* START Provided information *
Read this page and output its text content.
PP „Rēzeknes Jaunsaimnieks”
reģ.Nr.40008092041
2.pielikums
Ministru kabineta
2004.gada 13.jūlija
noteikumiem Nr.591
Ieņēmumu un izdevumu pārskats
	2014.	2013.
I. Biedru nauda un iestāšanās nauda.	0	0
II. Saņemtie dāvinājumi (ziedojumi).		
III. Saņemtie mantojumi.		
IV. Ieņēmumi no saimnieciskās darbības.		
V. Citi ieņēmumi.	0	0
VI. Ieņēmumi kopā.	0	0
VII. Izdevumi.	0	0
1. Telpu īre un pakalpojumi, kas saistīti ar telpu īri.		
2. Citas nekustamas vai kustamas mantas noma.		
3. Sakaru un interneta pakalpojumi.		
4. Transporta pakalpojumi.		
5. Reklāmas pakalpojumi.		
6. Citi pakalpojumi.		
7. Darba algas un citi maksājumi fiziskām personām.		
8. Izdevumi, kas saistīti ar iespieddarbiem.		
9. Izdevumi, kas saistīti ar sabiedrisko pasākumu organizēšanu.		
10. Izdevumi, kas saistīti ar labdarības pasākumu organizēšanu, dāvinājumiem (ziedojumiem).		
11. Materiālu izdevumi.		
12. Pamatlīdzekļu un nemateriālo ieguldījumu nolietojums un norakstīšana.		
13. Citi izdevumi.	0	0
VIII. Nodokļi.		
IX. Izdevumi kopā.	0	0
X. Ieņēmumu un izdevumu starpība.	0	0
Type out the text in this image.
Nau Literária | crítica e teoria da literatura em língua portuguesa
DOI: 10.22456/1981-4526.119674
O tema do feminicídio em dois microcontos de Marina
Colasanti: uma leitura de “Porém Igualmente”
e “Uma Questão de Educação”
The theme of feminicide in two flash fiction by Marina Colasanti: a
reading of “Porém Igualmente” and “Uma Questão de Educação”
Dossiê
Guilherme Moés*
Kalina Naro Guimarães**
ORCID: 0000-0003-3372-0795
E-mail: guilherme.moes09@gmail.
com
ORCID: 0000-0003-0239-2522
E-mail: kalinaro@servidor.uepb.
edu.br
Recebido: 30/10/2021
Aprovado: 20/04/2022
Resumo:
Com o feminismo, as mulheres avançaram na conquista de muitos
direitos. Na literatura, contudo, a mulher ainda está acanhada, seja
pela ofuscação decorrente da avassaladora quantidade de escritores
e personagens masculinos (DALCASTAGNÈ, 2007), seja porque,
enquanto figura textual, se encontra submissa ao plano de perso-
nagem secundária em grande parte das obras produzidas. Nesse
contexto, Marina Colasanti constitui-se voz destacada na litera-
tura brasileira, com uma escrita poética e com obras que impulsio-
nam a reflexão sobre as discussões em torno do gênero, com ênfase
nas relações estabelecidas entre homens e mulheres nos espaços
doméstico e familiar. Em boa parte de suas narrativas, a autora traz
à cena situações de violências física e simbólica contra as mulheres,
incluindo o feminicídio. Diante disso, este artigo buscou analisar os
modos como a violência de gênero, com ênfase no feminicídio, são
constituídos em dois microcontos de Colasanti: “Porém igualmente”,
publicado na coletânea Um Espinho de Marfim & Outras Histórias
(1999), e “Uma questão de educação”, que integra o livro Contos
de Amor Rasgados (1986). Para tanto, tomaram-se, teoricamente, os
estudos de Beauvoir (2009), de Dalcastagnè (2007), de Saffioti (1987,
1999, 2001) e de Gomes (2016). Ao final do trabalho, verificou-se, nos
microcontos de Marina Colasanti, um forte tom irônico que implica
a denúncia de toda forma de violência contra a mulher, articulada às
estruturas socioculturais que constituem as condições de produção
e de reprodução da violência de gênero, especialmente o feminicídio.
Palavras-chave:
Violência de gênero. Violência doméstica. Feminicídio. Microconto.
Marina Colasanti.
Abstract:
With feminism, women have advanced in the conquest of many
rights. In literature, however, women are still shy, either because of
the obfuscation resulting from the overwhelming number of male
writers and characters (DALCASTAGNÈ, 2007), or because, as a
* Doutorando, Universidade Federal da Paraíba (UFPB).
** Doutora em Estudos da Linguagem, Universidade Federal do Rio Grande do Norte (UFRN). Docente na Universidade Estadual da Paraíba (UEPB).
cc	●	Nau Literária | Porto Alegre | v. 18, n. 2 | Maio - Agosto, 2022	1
* END Provided information *
Exercise objective: In the entries above, find every line holding the word "saistīti" and copy it out.

Exercise response:
1. Telpu īre un pakalpojumi, kas saistīti ar telpu īri.		
8. Izdevumi, kas saistīti ar iespieddarbiem.		
9. Izdevumi, kas saistīti ar sabiedrisko pasākumu organizēšanu.		
10. Izdevumi, kas saistīti ar labdarības pasākumu organizēšanu, dāvinājumiem (ziedojumiem).		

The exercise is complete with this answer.